Goal = Repeat exactly each line of the data provided below.

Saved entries
######

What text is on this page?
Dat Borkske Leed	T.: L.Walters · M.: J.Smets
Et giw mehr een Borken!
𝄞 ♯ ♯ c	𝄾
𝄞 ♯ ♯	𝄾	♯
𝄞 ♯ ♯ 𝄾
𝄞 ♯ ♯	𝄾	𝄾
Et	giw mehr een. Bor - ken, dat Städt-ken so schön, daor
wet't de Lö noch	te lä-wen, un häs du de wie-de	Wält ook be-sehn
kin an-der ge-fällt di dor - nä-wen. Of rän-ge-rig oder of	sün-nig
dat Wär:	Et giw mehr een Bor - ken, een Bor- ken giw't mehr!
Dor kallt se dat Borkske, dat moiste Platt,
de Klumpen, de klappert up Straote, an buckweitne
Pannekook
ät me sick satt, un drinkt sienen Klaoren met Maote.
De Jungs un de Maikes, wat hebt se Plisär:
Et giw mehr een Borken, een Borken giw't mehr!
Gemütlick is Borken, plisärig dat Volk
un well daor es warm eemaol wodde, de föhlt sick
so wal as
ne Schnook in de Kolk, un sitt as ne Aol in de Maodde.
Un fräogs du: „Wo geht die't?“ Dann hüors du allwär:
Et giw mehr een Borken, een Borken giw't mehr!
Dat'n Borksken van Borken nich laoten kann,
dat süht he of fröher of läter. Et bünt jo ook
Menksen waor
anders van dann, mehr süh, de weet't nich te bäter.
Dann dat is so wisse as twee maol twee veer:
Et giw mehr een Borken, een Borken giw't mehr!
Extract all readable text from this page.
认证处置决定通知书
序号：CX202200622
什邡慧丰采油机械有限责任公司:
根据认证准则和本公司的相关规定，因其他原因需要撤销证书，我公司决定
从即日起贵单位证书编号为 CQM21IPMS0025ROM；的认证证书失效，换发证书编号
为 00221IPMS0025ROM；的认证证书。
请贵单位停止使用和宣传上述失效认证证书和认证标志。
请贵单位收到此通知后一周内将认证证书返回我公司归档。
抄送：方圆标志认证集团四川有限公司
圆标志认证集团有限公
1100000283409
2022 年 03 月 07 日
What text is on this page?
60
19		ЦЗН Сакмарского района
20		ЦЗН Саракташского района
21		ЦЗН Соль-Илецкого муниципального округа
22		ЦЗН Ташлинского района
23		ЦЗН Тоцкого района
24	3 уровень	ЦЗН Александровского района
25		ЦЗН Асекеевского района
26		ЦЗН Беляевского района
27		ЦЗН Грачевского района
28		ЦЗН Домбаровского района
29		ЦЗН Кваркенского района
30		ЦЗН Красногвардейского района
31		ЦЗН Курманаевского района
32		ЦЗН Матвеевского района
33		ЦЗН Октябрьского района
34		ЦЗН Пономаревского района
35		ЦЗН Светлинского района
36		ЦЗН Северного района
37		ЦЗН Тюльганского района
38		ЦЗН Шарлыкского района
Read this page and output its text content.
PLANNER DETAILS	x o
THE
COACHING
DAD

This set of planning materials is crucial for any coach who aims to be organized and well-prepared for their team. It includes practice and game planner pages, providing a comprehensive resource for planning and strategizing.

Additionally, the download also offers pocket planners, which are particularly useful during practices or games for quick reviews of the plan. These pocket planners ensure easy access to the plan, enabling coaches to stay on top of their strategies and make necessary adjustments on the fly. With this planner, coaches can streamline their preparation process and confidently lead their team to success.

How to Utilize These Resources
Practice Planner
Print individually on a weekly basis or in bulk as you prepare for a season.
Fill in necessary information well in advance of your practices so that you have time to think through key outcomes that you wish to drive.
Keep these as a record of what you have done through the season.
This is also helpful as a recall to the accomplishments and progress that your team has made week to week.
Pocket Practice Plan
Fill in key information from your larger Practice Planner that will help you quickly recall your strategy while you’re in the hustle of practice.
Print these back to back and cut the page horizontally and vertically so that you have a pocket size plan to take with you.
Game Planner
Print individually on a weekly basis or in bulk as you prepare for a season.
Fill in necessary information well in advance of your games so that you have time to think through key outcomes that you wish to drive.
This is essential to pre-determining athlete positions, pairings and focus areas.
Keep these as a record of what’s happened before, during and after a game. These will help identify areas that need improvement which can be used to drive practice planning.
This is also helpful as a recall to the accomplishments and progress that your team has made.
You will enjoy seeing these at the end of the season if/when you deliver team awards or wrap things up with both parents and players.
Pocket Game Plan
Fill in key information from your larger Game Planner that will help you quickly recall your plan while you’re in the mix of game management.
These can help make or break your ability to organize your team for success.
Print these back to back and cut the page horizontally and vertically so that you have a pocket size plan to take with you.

######

Problem solution =
What text is on this page?
Dat Borkske Leed	T.: L.Walters · M.: J.Smets
Et giw mehr een Borken!
𝄞 ♯ ♯ c	𝄾
𝄞 ♯ ♯	𝄾	♯
𝄞 ♯ ♯ 𝄾
𝄞 ♯ ♯	𝄾	𝄾
Et	giw mehr een. Bor - ken, dat Städt-ken so schön, daor
wet't de Lö noch	te lä-wen, un häs du de wie-de	Wält ook be-sehn
kin an-der ge-fällt di dor - nä-wen. Of rän-ge-rig oder of	sün-nig
dat Wär:	Et giw mehr een Bor - ken, een Bor- ken giw't mehr!
Dor kallt se dat Borkske, dat moiste Platt,
de Klumpen, de klappert up Straote, an buckweitne
Pannekook
ät me sick satt, un drinkt sienen Klaoren met Maote.
De Jungs un de Maikes, wat hebt se Plisär:
Et giw mehr een Borken, een Borken giw't mehr!
Gemütlick is Borken, plisärig dat Volk
un well daor es warm eemaol wodde, de föhlt sick
so wal as
ne Schnook in de Kolk, un sitt as ne Aol in de Maodde.
Un fräogs du: „Wo geht die't?“ Dann hüors du allwär:
Et giw mehr een Borken, een Borken giw't mehr!
Dat'n Borksken van Borken nich laoten kann,
dat süht he of fröher of läter. Et bünt jo ook
Menksen waor
anders van dann, mehr süh, de weet't nich te bäter.
Dann dat is so wisse as twee maol twee veer:
Et giw mehr een Borken, een Borken giw't mehr!
Extract all readable text from this page.
认证处置决定通知书
序号：CX202200622
什邡慧丰采油机械有限责任公司:
根据认证准则和本公司的相关规定，因其他原因需要撤销证书，我公司决定
从即日起贵单位证书编号为 CQM21IPMS0025ROM；的认证证书失效，换发证书编号
为 00221IPMS0025ROM；的认证证书。
请贵单位停止使用和宣传上述失效认证证书和认证标志。
请贵单位收到此通知后一周内将认证证书返回我公司归档。
抄送：方圆标志认证集团四川有限公司
圆标志认证集团有限公
1100000283409
2022 年 03 月 07 日
What text is on this page?
60
19		ЦЗН Сакмарского района
20		ЦЗН Саракташского района
21		ЦЗН Соль-Илецкого муниципального округа
22		ЦЗН Ташлинского района
23		ЦЗН Тоцкого района
24	3 уровень	ЦЗН Александровского района
25		ЦЗН Асекеевского района
26		ЦЗН Беляевского района
27		ЦЗН Грачевского района
28		ЦЗН Домбаровского района
29		ЦЗН Кваркенского района
30		ЦЗН Красногвардейского района
31		ЦЗН Курманаевского района
32		ЦЗН Матвеевского района
33		ЦЗН Октябрьского района
34		ЦЗН Пономаревского района
35		ЦЗН Светлинского района
36		ЦЗН Северного района
37		ЦЗН Тюльганского района
38		ЦЗН Шарлыкского района
Read this page and output its text content.
PLANNER DETAILS	x o
THE
COACHING
DAD

This set of planning materials is crucial for any coach who aims to be organized and well-prepared for their team. It includes practice and game planner pages, providing a comprehensive resource for planning and strategizing.

Additionally, the download also offers pocket planners, which are particularly useful during practices or games for quick reviews of the plan. These pocket planners ensure easy access to the plan, enabling coaches to stay on top of their strategies and make necessary adjustments on the fly. With this planner, coaches can streamline their preparation process and confidently lead their team to success.

How to Utilize These Resources
Practice Planner
Print individually on a weekly basis or in bulk as you prepare for a season.
Fill in necessary information well in advance of your practices so that you have time to think through key outcomes that you wish to drive.
Keep these as a record of what you have done through the season.
This is also helpful as a recall to the accomplishments and progress that your team has made week to week.
Pocket Practice Plan
Fill in key information from your larger Practice Planner that will help you quickly recall your strategy while you’re in the hustle of practice.
Print these back to back and cut the page horizontally and vertically so that you have a pocket size plan to take with you.
Game Planner
Print individually on a weekly basis or in bulk as you prepare for a season.
Fill in necessary information well in advance of your games so that you have time to think through key outcomes that you wish to drive.
This is essential to pre-determining athlete positions, pairings and focus areas.
Keep these as a record of what’s happened before, during and after a game. These will help identify areas that need improvement which can be used to drive practice planning.
This is also helpful as a recall to the accomplishments and progress that your team has made.
You will enjoy seeing these at the end of the season if/when you deliver team awards or wrap things up with both parents and players.
Pocket Game Plan
Fill in key information from your larger Game Planner that will help you quickly recall your plan while you’re in the mix of game management.
These can help make or break your ability to organize your team for success.
Print these back to back and cut the page horizontally and vertically so that you have a pocket size plan to take with you.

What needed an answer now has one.